# [EXTRACTED ENTRIES]

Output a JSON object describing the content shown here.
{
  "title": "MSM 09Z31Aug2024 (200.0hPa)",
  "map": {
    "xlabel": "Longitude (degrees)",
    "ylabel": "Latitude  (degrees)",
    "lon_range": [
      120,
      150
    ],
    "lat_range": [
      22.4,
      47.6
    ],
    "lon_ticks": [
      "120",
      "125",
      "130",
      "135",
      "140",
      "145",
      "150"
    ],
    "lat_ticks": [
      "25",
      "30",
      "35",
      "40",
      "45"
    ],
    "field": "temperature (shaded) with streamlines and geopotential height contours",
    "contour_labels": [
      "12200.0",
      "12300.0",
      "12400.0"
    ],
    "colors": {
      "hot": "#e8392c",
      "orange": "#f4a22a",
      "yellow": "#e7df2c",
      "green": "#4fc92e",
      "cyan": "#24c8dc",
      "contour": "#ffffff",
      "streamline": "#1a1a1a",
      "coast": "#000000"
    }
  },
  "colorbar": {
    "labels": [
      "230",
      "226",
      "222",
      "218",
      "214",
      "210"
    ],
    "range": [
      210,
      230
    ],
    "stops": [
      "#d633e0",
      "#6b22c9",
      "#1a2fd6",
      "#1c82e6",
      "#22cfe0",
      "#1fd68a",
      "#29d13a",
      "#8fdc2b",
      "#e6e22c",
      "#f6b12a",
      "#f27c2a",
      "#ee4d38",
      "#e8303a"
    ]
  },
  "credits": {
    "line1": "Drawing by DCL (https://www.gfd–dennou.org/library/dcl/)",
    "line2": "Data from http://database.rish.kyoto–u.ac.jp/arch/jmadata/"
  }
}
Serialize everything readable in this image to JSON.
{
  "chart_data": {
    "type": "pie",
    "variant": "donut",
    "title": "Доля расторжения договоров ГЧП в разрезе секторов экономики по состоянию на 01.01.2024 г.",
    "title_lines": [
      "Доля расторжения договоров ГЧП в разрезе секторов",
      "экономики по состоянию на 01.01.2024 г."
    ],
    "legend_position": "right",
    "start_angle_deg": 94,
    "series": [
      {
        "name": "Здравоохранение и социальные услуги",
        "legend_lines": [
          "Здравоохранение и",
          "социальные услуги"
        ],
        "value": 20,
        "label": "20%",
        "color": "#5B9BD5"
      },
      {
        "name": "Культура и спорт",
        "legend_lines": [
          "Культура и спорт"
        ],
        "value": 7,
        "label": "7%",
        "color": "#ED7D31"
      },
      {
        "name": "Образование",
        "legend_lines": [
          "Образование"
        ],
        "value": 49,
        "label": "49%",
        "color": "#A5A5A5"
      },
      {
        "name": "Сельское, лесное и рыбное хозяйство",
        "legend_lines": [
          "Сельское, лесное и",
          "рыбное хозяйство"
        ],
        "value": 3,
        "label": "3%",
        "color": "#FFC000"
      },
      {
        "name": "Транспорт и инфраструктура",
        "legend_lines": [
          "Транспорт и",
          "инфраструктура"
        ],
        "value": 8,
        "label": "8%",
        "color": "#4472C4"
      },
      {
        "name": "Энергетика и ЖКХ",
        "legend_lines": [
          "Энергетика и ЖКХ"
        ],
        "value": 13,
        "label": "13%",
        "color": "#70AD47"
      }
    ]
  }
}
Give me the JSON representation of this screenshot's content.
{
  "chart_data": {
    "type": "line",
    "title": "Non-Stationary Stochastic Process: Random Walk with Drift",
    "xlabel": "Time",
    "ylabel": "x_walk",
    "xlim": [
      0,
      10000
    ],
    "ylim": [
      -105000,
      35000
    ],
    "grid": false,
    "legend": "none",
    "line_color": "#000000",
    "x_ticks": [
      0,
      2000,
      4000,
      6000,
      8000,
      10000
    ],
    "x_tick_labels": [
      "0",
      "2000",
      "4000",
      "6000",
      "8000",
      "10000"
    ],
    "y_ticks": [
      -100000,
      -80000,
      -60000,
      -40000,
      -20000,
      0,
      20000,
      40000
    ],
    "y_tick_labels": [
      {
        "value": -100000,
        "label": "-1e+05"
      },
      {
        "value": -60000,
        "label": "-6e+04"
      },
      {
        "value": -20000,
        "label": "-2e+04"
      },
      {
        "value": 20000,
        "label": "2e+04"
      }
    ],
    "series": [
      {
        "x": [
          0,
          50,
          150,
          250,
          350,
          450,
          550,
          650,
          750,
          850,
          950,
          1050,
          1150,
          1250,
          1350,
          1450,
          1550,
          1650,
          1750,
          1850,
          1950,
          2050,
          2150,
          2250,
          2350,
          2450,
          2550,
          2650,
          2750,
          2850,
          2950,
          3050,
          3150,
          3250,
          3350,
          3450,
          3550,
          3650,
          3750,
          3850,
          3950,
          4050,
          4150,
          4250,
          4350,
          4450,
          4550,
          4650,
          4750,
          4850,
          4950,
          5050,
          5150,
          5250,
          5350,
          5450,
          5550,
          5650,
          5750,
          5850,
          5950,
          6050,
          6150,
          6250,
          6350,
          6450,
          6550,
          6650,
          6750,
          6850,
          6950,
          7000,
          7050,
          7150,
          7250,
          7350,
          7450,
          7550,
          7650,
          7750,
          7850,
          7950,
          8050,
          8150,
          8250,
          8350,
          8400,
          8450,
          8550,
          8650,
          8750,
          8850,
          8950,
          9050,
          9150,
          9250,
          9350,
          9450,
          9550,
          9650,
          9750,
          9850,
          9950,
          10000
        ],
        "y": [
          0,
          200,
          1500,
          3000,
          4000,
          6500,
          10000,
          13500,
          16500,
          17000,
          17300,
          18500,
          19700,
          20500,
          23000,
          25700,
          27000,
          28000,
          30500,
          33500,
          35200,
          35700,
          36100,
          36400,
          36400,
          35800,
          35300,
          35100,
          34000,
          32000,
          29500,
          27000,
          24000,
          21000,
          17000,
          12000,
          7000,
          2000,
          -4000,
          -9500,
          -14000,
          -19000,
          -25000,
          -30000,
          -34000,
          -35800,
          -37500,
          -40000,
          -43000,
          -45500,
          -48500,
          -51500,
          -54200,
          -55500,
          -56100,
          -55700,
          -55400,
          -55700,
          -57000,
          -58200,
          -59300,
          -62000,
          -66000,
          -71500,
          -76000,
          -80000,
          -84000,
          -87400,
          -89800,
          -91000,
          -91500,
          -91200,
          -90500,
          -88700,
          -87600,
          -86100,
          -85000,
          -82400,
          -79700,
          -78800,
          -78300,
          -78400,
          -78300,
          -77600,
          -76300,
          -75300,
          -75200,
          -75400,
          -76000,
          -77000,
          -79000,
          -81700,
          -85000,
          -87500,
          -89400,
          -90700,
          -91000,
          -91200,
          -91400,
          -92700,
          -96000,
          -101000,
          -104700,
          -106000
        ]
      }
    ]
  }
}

# [WHAT THE TASK REQUIRES]
Make an exact copy of the listing, including every line.

# [WRITTEN ANSWER]
Output a JSON object describing the content shown here.
{
  "title": "MSM 09Z31Aug2024 (200.0hPa)",
  "map": {
    "xlabel": "Longitude (degrees)",
    "ylabel": "Latitude  (degrees)",
    "lon_range": [
      120,
      150
    ],
    "lat_range": [
      22.4,
      47.6
    ],
    "lon_ticks": [
      "120",
      "125",
      "130",
      "135",
      "140",
      "145",
      "150"
    ],
    "lat_ticks": [
      "25",
      "30",
      "35",
      "40",
      "45"
    ],
    "field": "temperature (shaded) with streamlines and geopotential height contours",
    "contour_labels": [
      "12200.0",
      "12300.0",
      "12400.0"
    ],
    "colors": {
      "hot": "#e8392c",
      "orange": "#f4a22a",
      "yellow": "#e7df2c",
      "green": "#4fc92e",
      "cyan": "#24c8dc",
      "contour": "#ffffff",
      "streamline": "#1a1a1a",
      "coast": "#000000"
    }
  },
  "colorbar": {
    "labels": [
      "230",
      "226",
      "222",
      "218",
      "214",
      "210"
    ],
    "range": [
      210,
      230
    ],
    "stops": [
      "#d633e0",
      "#6b22c9",
      "#1a2fd6",
      "#1c82e6",
      "#22cfe0",
      "#1fd68a",
      "#29d13a",
      "#8fdc2b",
      "#e6e22c",
      "#f6b12a",
      "#f27c2a",
      "#ee4d38",
      "#e8303a"
    ]
  },
  "credits": {
    "line1": "Drawing by DCL (https://www.gfd–dennou.org/library/dcl/)",
    "line2": "Data from http://database.rish.kyoto–u.ac.jp/arch/jmadata/"
  }
}
Serialize everything readable in this image to JSON.
{
  "chart_data": {
    "type": "pie",
    "variant": "donut",
    "title": "Доля расторжения договоров ГЧП в разрезе секторов экономики по состоянию на 01.01.2024 г.",
    "title_lines": [
      "Доля расторжения договоров ГЧП в разрезе секторов",
      "экономики по состоянию на 01.01.2024 г."
    ],
    "legend_position": "right",
    "start_angle_deg": 94,
    "series": [
      {
        "name": "Здравоохранение и социальные услуги",
        "legend_lines": [
          "Здравоохранение и",
          "социальные услуги"
        ],
        "value": 20,
        "label": "20%",
        "color": "#5B9BD5"
      },
      {
        "name": "Культура и спорт",
        "legend_lines": [
          "Культура и спорт"
        ],
        "value": 7,
        "label": "7%",
        "color": "#ED7D31"
      },
      {
        "name": "Образование",
        "legend_lines": [
          "Образование"
        ],
        "value": 49,
        "label": "49%",
        "color": "#A5A5A5"
      },
      {
        "name": "Сельское, лесное и рыбное хозяйство",
        "legend_lines": [
          "Сельское, лесное и",
          "рыбное хозяйство"
        ],
        "value": 3,
        "label": "3%",
        "color": "#FFC000"
      },
      {
        "name": "Транспорт и инфраструктура",
        "legend_lines": [
          "Транспорт и",
          "инфраструктура"
        ],
        "value": 8,
        "label": "8%",
        "color": "#4472C4"
      },
      {
        "name": "Энергетика и ЖКХ",
        "legend_lines": [
          "Энергетика и ЖКХ"
        ],
        "value": 13,
        "label": "13%",
        "color": "#70AD47"
      }
    ]
  }
}
Give me the JSON representation of this screenshot's content.
{
  "chart_data": {
    "type": "line",
    "title": "Non-Stationary Stochastic Process: Random Walk with Drift",
    "xlabel": "Time",
    "ylabel": "x_walk",
    "xlim": [
      0,
      10000
    ],
    "ylim": [
      -105000,
      35000
    ],
    "grid": false,
    "legend": "none",
    "line_color": "#000000",
    "x_ticks": [
      0,
      2000,
      4000,
      6000,
      8000,
      10000
    ],
    "x_tick_labels": [
      "0",
      "2000",
      "4000",
      "6000",
      "8000",
      "10000"
    ],
    "y_ticks": [
      -100000,
      -80000,
      -60000,
      -40000,
      -20000,
      0,
      20000,
      40000
    ],
    "y_tick_labels": [
      {
        "value": -100000,
        "label": "-1e+05"
      },
      {
        "value": -60000,
        "label": "-6e+04"
      },
      {
        "value": -20000,
        "label": "-2e+04"
      },
      {
        "value": 20000,
        "label": "2e+04"
      }
    ],
    "series": [
      {
        "x": [
          0,
          50,
          150,
          250,
          350,
          450,
          550,
          650,
          750,
          850,
          950,
          1050,
          1150,
          1250,
          1350,
          1450,
          1550,
          1650,
          1750,
          1850,
          1950,
          2050,
          2150,
          2250,
          2350,
          2450,
          2550,
          2650,
          2750,
          2850,
          2950,
          3050,
          3150,
          3250,
          3350,
          3450,
          3550,
          3650,
          3750,
          3850,
          3950,
          4050,
          4150,
          4250,
          4350,
          4450,
          4550,
          4650,
          4750,
          4850,
          4950,
          5050,
          5150,
          5250,
          5350,
          5450,
          5550,
          5650,
          5750,
          5850,
          5950,
          6050,
          6150,
          6250,
          6350,
          6450,
          6550,
          6650,
          6750,
          6850,
          6950,
          7000,
          7050,
          7150,
          7250,
          7350,
          7450,
          7550,
          7650,
          7750,
          7850,
          7950,
          8050,
          8150,
          8250,
          8350,
          8400,
          8450,
          8550,
          8650,
          8750,
          8850,
          8950,
          9050,
          9150,
          9250,
          9350,
          9450,
          9550,
          9650,
          9750,
          9850,
          9950,
          10000
        ],
        "y": [
          0,
          200,
          1500,
          3000,
          4000,
          6500,
          10000,
          13500,
          16500,
          17000,
          17300,
          18500,
          19700,
          20500,
          23000,
          25700,
          27000,
          28000,
          30500,
          33500,
          35200,
          35700,
          36100,
          36400,
          36400,
          35800,
          35300,
          35100,
          34000,
          32000,
          29500,
          27000,
          24000,
          21000,
          17000,
          12000,
          7000,
          2000,
          -4000,
          -9500,
          -14000,
          -19000,
          -25000,
          -30000,
          -34000,
          -35800,
          -37500,
          -40000,
          -43000,
          -45500,
          -48500,
          -51500,
          -54200,
          -55500,
          -56100,
          -55700,
          -55400,
          -55700,
          -57000,
          -58200,
          -59300,
          -62000,
          -66000,
          -71500,
          -76000,
          -80000,
          -84000,
          -87400,
          -89800,
          -91000,
          -91500,
          -91200,
          -90500,
          -88700,
          -87600,
          -86100,
          -85000,
          -82400,
          -79700,
          -78800,
          -78300,
          -78400,
          -78300,
          -77600,
          -76300,
          -75300,
          -75200,
          -75400,
          -76000,
          -77000,
          -79000,
          -81700,
          -85000,
          -87500,
          -89400,
          -90700,
          -91000,
          -91200,
          -91400,
          -92700,
          -96000,
          -101000,
          -104700,
          -106000
        ]
      }
    ]
  }
}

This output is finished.